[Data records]
▽

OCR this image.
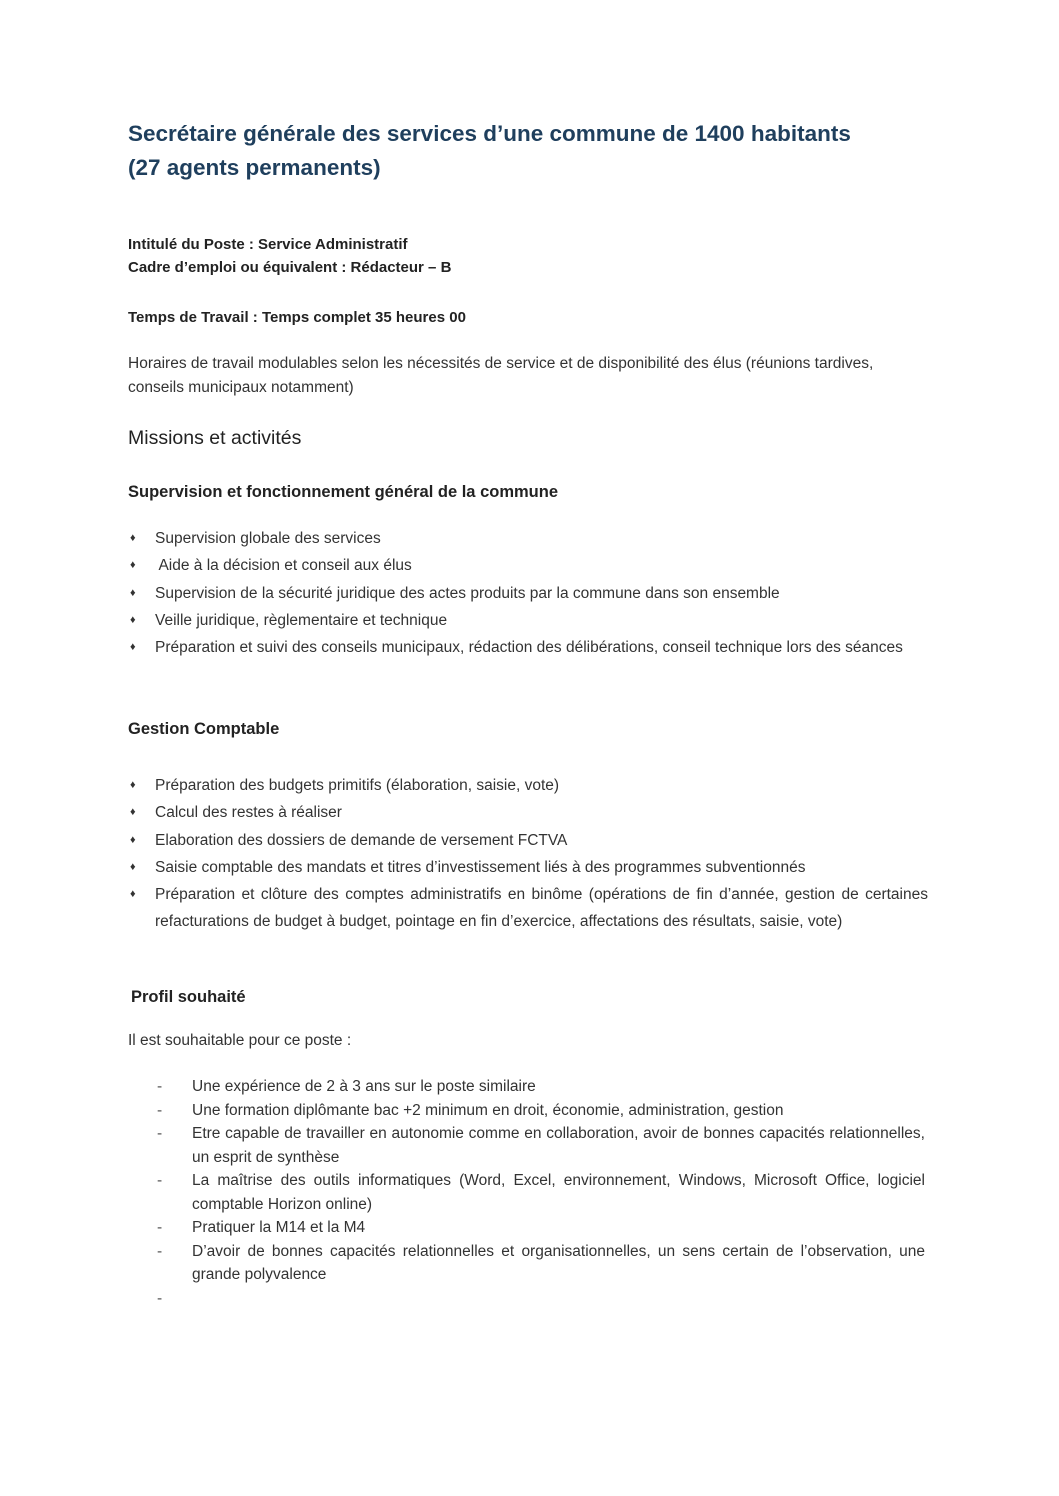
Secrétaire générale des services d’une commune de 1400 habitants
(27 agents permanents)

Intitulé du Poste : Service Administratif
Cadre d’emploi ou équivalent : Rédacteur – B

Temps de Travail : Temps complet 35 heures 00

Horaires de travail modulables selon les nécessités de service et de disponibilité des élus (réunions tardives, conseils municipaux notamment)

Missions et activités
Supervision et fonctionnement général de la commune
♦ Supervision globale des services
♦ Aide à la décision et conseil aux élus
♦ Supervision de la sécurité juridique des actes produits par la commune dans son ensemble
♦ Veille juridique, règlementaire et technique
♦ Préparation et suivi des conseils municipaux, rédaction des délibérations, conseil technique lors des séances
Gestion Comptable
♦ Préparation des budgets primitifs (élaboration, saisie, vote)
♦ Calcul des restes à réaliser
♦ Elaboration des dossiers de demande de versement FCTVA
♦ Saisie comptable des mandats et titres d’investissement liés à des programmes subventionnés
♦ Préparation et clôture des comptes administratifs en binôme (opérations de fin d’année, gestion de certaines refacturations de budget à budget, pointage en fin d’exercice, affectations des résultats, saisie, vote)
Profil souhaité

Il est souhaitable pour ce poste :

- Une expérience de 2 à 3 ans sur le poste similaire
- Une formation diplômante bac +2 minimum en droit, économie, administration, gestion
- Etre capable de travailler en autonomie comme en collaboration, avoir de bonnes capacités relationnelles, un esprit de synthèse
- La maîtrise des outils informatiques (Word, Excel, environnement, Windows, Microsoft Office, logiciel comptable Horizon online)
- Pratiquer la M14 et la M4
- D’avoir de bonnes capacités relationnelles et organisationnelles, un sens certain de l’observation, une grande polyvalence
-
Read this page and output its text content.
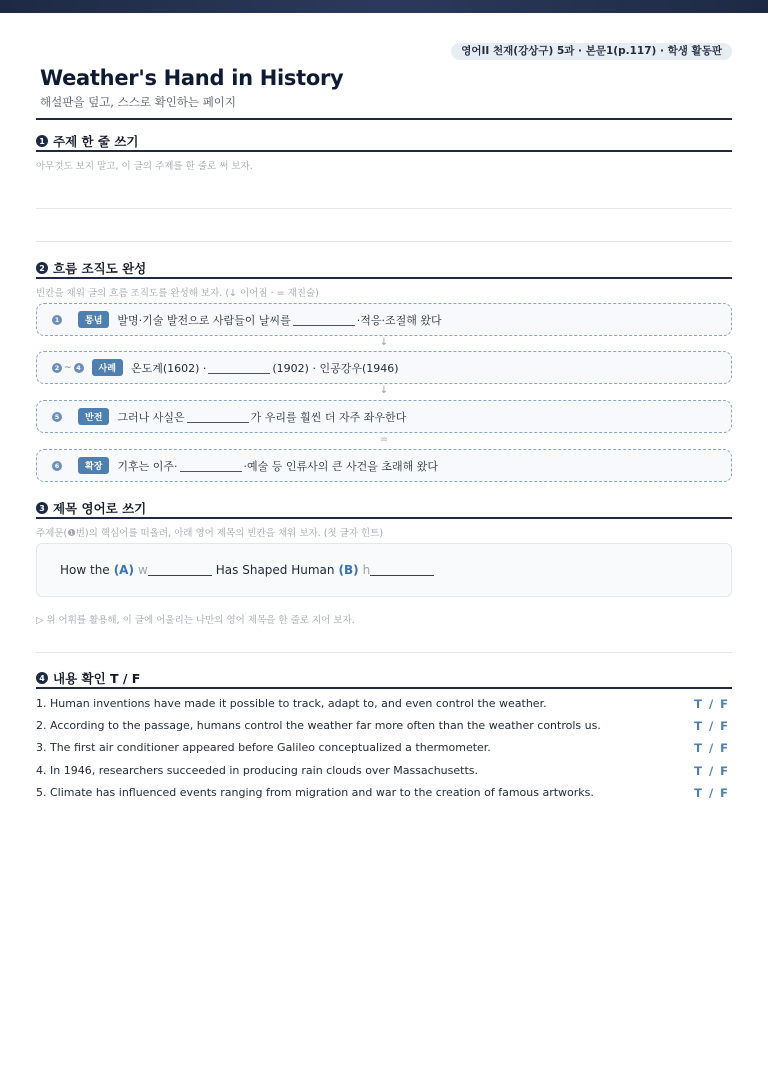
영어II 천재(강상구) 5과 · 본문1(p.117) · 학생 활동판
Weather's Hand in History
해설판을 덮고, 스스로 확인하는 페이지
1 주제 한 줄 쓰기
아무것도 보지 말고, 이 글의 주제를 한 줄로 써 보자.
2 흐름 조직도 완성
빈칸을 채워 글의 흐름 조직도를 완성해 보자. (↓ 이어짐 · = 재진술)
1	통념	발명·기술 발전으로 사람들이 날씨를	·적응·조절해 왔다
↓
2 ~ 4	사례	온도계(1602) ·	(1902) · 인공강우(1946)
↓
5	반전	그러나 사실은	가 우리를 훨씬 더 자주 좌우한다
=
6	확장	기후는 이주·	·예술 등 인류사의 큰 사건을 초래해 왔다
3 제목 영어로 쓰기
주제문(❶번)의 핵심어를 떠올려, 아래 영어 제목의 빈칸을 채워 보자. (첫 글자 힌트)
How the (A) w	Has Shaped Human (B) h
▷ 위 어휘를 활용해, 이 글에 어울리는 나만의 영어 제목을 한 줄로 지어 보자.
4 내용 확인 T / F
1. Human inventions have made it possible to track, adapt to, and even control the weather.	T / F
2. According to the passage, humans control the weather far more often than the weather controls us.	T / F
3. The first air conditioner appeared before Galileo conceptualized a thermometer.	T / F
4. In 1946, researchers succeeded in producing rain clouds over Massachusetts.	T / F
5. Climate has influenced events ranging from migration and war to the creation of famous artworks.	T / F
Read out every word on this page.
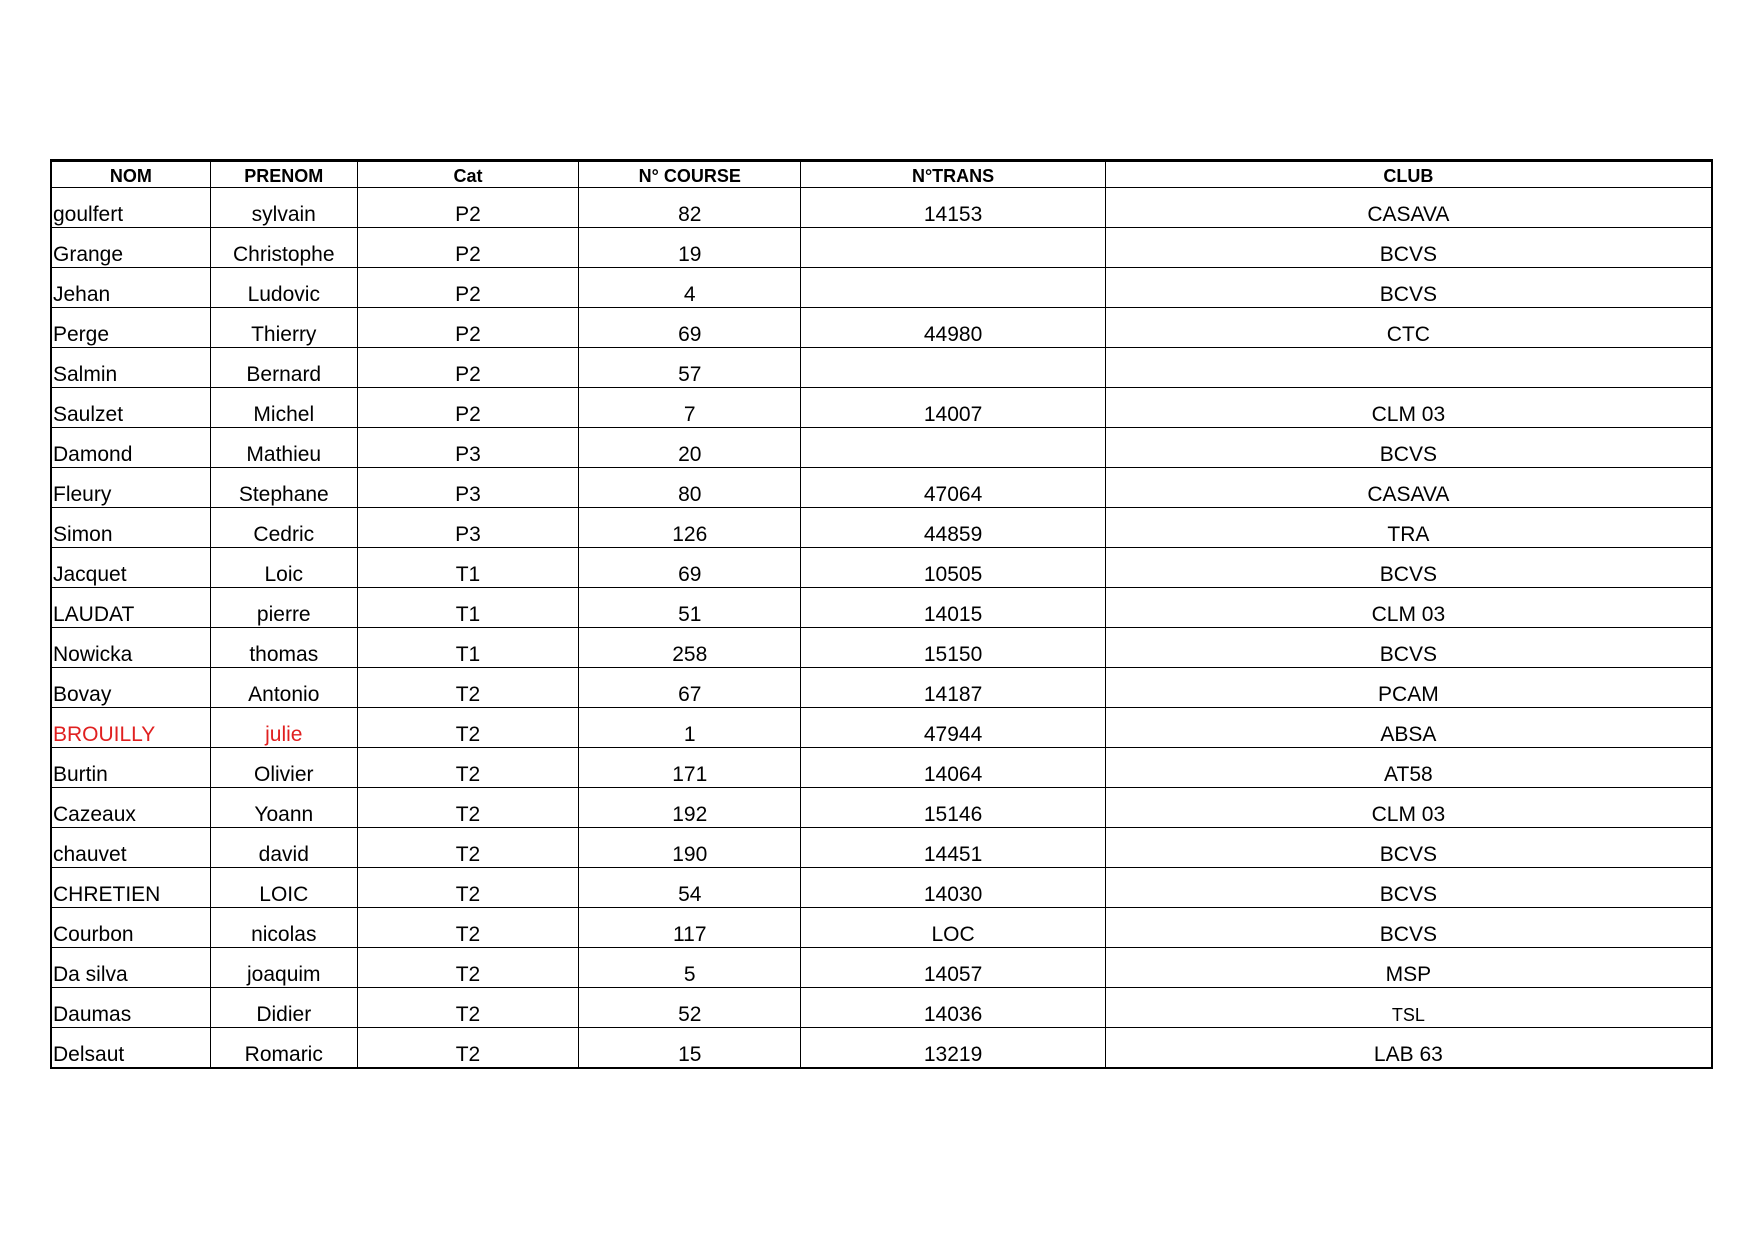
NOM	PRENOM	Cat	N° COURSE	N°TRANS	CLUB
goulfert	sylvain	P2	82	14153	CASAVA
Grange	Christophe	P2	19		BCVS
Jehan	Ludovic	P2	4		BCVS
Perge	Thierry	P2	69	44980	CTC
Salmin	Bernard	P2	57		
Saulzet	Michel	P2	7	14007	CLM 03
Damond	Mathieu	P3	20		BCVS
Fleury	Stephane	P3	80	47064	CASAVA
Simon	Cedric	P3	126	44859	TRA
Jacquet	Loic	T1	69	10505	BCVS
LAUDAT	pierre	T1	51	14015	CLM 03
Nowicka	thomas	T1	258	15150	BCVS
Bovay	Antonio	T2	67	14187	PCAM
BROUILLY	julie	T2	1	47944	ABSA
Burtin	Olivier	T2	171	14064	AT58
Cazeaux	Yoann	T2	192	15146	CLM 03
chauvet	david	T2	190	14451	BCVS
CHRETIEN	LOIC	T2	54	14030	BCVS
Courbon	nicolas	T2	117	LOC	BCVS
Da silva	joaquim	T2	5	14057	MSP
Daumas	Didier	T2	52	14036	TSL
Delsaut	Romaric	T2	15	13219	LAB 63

△

Copy each line of the entries that includes the word "BCVS".

» **Final result**
Grange	Christophe	P2	19		BCVS
Jehan	Ludovic	P2	4		BCVS
Damond	Mathieu	P3	20		BCVS
Jacquet	Loic	T1	69	10505	BCVS
Nowicka	thomas	T1	258	15150	BCVS
chauvet	david	T2	190	14451	BCVS
CHRETIEN	LOIC	T2	54	14030	BCVS
Courbon	nicolas	T2	117	LOC	BCVS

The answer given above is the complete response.